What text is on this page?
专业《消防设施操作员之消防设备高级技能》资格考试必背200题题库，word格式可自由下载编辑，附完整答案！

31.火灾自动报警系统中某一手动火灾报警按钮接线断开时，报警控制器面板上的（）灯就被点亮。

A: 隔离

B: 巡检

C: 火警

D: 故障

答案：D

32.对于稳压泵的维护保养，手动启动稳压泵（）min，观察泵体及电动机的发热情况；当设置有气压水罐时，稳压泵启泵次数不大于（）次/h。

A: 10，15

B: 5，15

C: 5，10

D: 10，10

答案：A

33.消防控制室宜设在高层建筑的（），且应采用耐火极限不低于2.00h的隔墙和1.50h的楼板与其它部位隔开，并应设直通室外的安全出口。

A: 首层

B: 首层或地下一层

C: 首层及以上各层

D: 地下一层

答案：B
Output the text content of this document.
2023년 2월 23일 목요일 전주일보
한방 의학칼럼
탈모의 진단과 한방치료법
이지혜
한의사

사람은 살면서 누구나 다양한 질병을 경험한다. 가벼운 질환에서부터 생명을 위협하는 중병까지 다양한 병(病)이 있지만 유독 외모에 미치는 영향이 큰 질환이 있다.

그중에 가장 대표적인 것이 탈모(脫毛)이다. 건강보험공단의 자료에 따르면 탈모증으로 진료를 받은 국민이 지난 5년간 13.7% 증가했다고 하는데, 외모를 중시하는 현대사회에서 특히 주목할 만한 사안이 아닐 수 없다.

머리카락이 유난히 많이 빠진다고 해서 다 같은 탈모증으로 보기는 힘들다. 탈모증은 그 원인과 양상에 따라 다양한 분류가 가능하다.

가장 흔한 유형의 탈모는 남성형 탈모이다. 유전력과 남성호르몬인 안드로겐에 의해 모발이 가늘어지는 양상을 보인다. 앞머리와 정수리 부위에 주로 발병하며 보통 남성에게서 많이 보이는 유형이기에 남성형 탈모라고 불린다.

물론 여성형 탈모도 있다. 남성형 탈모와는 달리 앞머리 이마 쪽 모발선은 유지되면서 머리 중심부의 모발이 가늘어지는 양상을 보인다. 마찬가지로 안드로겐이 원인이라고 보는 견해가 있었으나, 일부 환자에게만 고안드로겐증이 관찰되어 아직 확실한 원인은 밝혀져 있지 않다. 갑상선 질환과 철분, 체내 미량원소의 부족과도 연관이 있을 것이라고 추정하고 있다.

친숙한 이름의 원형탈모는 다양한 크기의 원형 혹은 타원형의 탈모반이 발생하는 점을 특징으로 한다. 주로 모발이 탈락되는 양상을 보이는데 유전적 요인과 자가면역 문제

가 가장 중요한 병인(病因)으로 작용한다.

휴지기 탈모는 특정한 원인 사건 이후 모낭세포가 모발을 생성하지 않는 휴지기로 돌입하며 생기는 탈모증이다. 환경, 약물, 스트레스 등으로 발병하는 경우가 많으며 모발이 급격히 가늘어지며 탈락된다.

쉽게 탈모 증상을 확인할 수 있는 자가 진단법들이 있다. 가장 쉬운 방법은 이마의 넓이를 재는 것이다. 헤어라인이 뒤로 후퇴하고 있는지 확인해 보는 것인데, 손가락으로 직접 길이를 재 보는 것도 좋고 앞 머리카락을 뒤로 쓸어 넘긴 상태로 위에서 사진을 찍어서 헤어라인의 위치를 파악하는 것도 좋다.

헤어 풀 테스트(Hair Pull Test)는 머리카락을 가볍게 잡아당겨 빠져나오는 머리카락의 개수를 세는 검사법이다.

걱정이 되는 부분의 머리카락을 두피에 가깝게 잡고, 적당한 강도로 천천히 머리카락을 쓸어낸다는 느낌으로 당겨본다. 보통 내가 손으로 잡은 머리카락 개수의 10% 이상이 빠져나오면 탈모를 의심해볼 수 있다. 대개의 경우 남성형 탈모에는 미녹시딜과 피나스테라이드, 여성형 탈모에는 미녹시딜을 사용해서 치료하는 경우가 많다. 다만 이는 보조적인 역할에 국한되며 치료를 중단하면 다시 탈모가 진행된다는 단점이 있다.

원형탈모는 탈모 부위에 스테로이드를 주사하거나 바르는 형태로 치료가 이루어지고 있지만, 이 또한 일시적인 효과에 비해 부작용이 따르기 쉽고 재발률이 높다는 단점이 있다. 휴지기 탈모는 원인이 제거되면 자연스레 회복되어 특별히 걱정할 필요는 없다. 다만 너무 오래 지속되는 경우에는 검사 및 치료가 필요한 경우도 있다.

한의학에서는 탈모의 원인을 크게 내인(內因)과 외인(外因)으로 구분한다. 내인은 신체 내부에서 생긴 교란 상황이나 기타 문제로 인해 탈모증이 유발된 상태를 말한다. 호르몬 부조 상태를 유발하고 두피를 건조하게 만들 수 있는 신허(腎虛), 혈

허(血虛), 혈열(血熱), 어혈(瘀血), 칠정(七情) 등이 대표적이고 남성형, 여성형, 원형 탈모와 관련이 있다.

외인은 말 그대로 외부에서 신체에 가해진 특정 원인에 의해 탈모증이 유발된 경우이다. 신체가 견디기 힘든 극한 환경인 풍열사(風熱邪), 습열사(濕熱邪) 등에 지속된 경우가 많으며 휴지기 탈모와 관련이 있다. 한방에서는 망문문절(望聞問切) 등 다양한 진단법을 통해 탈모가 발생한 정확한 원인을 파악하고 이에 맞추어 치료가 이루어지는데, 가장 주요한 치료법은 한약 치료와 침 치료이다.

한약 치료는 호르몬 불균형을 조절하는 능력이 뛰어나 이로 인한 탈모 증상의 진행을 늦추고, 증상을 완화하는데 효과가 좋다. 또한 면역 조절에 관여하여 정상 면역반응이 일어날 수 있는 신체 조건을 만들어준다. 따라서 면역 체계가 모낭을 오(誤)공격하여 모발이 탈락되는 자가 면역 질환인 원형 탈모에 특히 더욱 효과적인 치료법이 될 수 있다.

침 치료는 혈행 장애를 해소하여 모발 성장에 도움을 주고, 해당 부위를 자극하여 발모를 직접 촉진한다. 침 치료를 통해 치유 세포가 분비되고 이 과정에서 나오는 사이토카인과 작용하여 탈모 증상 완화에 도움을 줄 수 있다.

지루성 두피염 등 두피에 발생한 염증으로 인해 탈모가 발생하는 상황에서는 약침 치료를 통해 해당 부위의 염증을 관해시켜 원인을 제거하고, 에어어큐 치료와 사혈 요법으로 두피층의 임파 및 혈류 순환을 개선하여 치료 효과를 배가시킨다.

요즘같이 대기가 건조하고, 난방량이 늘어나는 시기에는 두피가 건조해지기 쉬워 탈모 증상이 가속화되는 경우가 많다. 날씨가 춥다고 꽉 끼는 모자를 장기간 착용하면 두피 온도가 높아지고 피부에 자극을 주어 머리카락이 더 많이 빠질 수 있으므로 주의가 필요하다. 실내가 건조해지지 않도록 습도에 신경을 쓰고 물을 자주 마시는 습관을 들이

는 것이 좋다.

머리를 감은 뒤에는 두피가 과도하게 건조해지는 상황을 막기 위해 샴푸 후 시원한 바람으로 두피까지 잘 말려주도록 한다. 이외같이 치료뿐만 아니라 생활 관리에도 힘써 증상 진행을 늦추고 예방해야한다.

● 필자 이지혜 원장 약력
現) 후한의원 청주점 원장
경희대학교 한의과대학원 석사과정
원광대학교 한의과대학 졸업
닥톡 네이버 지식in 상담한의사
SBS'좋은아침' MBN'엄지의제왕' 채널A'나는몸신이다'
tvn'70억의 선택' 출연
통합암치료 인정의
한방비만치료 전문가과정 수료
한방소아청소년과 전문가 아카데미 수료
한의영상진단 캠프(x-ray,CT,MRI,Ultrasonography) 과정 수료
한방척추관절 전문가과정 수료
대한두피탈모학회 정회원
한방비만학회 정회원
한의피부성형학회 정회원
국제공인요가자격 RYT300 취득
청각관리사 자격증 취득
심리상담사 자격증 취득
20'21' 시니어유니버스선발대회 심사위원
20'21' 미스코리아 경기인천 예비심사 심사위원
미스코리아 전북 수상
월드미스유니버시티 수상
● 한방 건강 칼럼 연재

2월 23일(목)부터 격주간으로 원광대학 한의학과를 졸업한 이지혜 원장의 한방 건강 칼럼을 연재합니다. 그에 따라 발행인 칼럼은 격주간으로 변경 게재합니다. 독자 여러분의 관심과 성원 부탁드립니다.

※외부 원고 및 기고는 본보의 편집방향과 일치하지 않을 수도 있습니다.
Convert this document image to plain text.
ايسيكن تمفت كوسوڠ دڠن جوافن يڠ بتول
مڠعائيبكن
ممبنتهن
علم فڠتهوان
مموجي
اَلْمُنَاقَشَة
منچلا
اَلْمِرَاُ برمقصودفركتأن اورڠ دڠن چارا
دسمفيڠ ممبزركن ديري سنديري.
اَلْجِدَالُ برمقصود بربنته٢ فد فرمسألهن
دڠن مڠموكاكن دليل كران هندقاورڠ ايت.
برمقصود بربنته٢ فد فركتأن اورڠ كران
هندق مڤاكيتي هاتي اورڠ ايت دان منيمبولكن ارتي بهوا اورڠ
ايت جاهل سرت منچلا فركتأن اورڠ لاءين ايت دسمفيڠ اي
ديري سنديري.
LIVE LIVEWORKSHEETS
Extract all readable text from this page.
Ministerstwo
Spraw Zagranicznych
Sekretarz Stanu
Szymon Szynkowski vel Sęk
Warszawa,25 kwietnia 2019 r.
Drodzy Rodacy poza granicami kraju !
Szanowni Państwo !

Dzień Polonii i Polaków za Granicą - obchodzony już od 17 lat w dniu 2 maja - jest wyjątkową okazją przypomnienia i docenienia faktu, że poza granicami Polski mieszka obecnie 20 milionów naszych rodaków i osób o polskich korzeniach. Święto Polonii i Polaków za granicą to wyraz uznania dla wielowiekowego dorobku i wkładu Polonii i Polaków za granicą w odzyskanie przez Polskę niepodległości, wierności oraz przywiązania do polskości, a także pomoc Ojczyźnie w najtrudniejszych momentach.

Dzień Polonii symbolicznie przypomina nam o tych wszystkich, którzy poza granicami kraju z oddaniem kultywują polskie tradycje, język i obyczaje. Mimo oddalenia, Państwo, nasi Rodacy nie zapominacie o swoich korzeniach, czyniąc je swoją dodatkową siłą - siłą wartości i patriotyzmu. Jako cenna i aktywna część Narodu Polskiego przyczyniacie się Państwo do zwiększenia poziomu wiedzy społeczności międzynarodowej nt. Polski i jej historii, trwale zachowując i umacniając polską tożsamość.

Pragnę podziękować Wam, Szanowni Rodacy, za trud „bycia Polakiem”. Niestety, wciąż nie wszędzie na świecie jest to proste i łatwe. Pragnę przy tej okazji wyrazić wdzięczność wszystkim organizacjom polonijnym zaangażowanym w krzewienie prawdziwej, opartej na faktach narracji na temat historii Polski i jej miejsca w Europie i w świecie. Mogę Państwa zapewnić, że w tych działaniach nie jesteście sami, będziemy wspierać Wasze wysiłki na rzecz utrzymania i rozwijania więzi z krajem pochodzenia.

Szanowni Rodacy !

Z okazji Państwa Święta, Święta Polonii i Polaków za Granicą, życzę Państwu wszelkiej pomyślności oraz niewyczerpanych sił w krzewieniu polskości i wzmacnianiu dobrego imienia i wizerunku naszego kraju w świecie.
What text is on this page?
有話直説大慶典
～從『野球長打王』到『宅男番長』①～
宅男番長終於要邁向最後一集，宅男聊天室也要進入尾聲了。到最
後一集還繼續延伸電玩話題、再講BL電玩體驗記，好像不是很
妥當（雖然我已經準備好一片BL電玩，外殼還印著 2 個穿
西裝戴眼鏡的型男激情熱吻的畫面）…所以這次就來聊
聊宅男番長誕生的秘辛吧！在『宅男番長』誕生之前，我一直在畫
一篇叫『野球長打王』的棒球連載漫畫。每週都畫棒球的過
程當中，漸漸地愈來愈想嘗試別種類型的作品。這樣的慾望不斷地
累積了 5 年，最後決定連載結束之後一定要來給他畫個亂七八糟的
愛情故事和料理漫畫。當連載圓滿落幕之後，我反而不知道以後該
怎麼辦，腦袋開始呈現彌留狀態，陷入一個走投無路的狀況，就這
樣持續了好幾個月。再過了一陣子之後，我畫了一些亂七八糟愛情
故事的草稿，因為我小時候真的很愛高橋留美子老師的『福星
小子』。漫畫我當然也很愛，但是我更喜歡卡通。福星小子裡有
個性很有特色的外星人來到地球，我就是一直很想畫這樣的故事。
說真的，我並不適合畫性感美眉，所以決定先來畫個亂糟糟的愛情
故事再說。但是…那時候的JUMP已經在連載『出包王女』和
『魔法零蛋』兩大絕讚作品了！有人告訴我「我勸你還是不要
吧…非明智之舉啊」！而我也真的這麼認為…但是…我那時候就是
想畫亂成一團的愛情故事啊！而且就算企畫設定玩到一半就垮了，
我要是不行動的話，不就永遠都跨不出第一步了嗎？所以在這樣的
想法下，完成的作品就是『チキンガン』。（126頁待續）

☆ ☆ ☆ ☆

_WHAT TO PRODUCE_
State how many lines of the listing include the word "발생하는". Reply with the number alone.

_REPLY_
2